* Start ENTRIES *

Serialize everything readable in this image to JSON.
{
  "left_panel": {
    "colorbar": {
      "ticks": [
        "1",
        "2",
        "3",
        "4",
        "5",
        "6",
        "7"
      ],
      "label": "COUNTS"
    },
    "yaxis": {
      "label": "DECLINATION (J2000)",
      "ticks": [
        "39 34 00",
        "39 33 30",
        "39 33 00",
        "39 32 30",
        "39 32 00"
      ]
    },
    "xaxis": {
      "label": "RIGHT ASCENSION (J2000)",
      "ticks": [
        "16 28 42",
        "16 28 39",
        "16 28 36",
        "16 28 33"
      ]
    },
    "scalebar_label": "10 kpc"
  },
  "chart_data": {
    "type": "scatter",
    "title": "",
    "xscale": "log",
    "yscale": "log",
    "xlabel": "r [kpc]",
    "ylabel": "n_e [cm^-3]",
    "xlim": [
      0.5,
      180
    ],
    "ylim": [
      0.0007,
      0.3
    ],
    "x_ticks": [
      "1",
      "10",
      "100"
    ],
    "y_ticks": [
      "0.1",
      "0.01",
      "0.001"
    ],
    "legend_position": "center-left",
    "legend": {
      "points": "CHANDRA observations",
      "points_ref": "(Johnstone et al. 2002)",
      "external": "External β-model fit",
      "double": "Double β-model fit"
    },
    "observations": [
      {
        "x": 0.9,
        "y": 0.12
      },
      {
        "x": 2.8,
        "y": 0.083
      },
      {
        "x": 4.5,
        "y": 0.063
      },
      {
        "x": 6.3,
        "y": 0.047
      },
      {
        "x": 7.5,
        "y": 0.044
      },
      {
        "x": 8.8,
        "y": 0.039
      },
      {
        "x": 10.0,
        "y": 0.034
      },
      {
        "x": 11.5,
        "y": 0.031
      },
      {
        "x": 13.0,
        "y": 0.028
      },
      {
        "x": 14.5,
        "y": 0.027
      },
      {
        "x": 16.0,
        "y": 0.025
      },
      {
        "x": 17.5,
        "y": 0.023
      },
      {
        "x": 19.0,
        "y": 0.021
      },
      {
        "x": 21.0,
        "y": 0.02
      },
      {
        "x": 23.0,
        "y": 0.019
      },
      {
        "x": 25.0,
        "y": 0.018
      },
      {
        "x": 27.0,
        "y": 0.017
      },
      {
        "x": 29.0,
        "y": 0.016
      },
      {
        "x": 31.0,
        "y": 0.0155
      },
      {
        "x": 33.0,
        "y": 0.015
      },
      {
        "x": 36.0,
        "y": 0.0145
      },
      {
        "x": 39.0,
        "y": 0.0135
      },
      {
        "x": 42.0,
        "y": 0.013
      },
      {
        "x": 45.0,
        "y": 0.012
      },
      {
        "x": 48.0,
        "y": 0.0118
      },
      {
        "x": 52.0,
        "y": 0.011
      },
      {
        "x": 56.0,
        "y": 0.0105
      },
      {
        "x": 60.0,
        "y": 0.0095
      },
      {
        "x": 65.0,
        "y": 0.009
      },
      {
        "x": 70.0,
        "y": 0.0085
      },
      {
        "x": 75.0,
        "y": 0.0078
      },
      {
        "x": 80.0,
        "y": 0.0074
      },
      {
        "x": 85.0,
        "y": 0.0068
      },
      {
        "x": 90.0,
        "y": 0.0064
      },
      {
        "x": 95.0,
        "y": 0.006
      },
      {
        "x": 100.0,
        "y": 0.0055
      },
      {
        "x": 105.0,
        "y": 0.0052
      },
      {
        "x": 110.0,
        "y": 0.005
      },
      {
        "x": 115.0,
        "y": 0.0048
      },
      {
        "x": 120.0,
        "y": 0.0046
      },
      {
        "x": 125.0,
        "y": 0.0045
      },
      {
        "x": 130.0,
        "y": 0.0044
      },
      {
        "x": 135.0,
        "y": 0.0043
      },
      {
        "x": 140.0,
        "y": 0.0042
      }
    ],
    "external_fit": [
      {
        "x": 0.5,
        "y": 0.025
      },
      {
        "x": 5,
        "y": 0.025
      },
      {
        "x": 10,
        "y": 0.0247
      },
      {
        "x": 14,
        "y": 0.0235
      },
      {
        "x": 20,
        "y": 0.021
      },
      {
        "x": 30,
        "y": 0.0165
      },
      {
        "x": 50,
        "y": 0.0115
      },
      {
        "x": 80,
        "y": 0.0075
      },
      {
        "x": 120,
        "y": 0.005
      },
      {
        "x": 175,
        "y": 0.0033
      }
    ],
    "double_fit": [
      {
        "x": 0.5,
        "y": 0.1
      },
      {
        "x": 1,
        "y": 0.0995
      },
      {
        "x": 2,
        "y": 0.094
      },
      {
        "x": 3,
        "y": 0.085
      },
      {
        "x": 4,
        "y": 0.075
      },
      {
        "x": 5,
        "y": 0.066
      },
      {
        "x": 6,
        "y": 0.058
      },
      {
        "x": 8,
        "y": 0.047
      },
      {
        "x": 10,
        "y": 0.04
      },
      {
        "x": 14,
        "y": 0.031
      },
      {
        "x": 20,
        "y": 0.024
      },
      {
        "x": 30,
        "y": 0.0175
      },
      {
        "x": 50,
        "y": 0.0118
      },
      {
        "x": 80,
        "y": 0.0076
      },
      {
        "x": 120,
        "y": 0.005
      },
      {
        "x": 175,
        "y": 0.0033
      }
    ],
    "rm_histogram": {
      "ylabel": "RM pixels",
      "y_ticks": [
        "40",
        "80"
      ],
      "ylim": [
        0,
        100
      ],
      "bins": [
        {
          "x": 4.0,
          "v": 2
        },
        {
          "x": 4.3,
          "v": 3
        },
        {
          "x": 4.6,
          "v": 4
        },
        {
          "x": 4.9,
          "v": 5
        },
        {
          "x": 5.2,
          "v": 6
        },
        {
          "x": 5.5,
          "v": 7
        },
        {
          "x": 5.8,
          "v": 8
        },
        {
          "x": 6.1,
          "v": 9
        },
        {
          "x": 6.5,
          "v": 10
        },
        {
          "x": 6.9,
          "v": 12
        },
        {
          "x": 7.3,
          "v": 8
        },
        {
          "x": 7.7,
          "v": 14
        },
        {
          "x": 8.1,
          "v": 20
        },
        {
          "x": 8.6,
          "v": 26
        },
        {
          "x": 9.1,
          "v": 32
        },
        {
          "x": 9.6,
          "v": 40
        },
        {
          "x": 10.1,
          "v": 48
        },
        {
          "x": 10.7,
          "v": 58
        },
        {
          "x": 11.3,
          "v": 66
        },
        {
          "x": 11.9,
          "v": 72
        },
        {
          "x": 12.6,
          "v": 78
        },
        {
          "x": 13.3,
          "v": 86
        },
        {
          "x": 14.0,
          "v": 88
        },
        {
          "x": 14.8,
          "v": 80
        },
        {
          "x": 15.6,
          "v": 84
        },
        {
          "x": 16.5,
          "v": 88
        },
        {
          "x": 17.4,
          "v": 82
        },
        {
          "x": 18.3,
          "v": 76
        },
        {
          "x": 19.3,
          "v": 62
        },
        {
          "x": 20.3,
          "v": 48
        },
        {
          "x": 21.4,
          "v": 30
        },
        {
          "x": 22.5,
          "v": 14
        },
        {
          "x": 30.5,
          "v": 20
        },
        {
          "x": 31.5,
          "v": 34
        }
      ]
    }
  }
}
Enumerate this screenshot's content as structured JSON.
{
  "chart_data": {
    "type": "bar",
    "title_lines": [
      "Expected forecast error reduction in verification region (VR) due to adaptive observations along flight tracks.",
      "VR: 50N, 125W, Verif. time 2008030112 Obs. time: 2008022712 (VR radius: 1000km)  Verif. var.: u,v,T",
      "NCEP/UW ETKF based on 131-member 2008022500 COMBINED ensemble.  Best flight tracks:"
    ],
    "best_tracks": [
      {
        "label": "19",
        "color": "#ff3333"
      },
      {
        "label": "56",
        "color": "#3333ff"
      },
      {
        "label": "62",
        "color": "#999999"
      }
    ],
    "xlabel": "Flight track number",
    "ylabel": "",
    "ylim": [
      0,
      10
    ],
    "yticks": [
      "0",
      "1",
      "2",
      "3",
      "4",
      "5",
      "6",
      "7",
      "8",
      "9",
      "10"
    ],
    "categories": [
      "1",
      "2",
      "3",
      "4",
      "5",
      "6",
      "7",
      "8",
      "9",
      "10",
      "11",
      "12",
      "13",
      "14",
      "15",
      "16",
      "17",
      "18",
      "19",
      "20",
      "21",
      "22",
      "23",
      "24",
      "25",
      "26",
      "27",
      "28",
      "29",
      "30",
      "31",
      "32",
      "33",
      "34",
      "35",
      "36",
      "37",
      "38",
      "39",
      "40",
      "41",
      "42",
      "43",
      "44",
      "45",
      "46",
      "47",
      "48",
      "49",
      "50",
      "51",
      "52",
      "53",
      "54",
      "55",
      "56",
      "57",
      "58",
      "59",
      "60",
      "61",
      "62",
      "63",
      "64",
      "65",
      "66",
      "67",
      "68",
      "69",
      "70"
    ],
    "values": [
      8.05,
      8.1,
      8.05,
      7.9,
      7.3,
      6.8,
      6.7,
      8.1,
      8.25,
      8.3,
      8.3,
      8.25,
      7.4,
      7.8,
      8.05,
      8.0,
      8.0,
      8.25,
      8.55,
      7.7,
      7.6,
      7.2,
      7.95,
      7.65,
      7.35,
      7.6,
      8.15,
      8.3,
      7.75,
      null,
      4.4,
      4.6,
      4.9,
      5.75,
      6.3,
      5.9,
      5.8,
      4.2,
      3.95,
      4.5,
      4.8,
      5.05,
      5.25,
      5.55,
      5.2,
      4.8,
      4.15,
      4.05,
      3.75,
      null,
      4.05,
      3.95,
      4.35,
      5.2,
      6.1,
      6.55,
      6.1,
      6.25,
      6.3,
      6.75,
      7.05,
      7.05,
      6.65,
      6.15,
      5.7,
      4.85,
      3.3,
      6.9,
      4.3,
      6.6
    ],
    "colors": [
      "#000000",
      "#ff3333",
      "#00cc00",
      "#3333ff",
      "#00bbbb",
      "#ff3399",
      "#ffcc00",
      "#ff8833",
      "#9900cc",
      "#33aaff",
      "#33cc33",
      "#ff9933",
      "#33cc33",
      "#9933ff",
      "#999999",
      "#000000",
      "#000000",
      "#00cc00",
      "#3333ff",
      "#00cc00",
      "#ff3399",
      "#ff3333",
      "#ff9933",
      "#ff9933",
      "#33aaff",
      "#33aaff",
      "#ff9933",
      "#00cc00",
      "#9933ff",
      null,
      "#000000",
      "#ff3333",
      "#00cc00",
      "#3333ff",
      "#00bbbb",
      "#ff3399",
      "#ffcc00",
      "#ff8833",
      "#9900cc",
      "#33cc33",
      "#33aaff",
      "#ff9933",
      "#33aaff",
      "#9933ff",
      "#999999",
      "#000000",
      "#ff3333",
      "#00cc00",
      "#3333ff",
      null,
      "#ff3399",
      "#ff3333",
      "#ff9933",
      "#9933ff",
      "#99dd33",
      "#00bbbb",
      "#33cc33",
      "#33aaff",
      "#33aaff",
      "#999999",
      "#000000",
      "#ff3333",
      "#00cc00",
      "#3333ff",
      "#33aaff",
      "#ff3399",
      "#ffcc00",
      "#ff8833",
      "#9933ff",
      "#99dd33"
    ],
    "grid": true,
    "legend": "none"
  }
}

* End ENTRIES *

DIRECTIVE => Show all lines in the entries above where the string "this" appears.

PROBLEM SOLUTION =>
Serialize everything readable in this image to JSON.
Enumerate this screenshot's content as structured JSON.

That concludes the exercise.